SET TASK:
Write out each entry, exactly the way it appears.

DATASET ENTRIES:
+--

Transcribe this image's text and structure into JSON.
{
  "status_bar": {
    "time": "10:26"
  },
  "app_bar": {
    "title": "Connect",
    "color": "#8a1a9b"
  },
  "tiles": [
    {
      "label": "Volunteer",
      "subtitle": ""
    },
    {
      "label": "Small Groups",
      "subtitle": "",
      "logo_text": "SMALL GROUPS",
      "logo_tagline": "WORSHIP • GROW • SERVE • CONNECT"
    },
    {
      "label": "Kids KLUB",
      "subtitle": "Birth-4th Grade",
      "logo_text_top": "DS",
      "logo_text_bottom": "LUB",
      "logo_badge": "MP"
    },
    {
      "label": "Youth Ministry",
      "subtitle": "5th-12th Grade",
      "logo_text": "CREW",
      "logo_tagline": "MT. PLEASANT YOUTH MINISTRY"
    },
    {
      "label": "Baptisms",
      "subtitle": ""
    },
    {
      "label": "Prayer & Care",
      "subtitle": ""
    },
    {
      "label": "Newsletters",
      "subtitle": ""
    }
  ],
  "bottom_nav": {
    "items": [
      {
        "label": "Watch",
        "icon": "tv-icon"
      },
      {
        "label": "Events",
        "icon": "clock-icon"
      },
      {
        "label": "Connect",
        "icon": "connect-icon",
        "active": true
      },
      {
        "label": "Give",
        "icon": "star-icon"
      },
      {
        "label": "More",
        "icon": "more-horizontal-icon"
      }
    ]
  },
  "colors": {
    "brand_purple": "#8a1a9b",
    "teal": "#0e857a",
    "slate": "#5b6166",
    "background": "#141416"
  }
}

+--

SOLUTION TO THIS TASK:
Transcribe this image's text and structure into JSON.
{
  "status_bar": {
    "time": "10:26"
  },
  "app_bar": {
    "title": "Connect",
    "color": "#8a1a9b"
  },
  "tiles": [
    {
      "label": "Volunteer",
      "subtitle": ""
    },
    {
      "label": "Small Groups",
      "subtitle": "",
      "logo_text": "SMALL GROUPS",
      "logo_tagline": "WORSHIP • GROW • SERVE • CONNECT"
    },
    {
      "label": "Kids KLUB",
      "subtitle": "Birth-4th Grade",
      "logo_text_top": "DS",
      "logo_text_bottom": "LUB",
      "logo_badge": "MP"
    },
    {
      "label": "Youth Ministry",
      "subtitle": "5th-12th Grade",
      "logo_text": "CREW",
      "logo_tagline": "MT. PLEASANT YOUTH MINISTRY"
    },
    {
      "label": "Baptisms",
      "subtitle": ""
    },
    {
      "label": "Prayer & Care",
      "subtitle": ""
    },
    {
      "label": "Newsletters",
      "subtitle": ""
    }
  ],
  "bottom_nav": {
    "items": [
      {
        "label": "Watch",
        "icon": "tv-icon"
      },
      {
        "label": "Events",
        "icon": "clock-icon"
      },
      {
        "label": "Connect",
        "icon": "connect-icon",
        "active": true
      },
      {
        "label": "Give",
        "icon": "star-icon"
      },
      {
        "label": "More",
        "icon": "more-horizontal-icon"
      }
    ]
  },
  "colors": {
    "brand_purple": "#8a1a9b",
    "teal": "#0e857a",
    "slate": "#5b6166",
    "background": "#141416"
  }
}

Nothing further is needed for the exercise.